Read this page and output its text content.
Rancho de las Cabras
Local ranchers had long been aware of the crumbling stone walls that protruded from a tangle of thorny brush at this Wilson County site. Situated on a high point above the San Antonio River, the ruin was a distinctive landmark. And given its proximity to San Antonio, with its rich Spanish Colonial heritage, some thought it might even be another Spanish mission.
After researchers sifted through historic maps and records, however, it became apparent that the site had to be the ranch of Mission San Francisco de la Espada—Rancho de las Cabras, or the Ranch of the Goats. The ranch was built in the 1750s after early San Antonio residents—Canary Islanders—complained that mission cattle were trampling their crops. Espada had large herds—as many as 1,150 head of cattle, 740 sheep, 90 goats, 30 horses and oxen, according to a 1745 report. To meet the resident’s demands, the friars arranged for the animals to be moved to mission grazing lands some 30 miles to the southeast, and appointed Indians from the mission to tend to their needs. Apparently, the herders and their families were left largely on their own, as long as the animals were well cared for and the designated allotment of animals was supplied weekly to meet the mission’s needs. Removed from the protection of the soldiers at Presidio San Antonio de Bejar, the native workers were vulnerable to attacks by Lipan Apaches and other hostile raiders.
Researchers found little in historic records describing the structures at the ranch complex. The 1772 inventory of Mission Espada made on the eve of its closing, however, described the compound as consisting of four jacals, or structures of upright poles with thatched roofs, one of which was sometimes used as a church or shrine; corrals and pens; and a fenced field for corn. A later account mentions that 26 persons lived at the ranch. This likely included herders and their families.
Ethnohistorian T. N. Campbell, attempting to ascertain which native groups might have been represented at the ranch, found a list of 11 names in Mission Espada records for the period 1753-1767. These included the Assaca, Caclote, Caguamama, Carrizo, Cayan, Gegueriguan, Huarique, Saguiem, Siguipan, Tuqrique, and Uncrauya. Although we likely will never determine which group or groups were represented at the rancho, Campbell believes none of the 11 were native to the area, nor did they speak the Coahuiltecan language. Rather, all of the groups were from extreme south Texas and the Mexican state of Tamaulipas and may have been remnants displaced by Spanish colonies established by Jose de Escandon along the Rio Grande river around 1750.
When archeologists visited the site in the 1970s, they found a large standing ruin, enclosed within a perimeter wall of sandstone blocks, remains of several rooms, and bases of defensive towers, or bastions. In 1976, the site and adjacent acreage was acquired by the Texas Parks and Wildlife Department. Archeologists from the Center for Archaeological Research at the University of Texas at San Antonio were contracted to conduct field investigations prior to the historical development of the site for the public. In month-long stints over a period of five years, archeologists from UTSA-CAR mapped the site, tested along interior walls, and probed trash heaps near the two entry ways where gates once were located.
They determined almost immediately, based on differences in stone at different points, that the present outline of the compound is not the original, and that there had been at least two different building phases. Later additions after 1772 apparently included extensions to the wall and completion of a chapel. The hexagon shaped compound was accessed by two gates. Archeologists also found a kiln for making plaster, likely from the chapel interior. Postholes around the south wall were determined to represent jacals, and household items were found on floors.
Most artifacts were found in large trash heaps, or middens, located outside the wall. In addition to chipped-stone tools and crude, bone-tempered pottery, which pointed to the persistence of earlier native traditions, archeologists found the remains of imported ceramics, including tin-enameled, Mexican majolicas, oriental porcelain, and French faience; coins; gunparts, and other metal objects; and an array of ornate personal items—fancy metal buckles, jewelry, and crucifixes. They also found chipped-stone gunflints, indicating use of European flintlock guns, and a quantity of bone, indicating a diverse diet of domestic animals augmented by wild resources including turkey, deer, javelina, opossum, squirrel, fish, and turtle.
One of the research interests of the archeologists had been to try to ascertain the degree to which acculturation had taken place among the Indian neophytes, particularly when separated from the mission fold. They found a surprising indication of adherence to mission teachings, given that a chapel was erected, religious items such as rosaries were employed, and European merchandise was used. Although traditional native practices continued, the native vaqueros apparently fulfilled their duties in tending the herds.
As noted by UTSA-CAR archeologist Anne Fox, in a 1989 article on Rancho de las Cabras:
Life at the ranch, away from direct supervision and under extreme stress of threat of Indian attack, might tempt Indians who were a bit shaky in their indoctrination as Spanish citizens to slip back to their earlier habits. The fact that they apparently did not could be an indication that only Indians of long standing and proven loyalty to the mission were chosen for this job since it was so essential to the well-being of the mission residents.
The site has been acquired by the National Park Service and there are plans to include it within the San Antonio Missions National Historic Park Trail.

WRITTEN INSTRUCTION
Copy out every line where the word "however" occurs.

RESULT FOR THIS TASK
After researchers sifted through historic maps and records, however, it became apparent that the site had to be the ranch of Mission San Francisco de la Espada—Rancho de las Cabras, or the Ranch of the Goats. The ranch was built in the 1750s after early San Antonio residents—Canary Islanders—complained that mission cattle were trampling their crops. Espada had large herds—as many as 1,150 head of cattle, 740 sheep, 90 goats, 30 horses and oxen, according to a 1745 report. To meet the resident’s demands, the friars arranged for the animals to be moved to mission grazing lands some 30 miles to the southeast, and appointed Indians from the mission to tend to their needs. Apparently, the herders and their families were left largely on their own, as long as the animals were well cared for and the designated allotment of animals was supplied weekly to meet the mission’s needs. Removed from the protection of the soldiers at Presidio San Antonio de Bejar, the native workers were vulnerable to attacks by Lipan Apaches and other hostile raiders.
Researchers found little in historic records describing the structures at the ranch complex. The 1772 inventory of Mission Espada made on the eve of its closing, however, described the compound as consisting of four jacals, or structures of upright poles with thatched roofs, one of which was sometimes used as a church or shrine; corrals and pens; and a fenced field for corn. A later account mentions that 26 persons lived at the ranch. This likely included herders and their families.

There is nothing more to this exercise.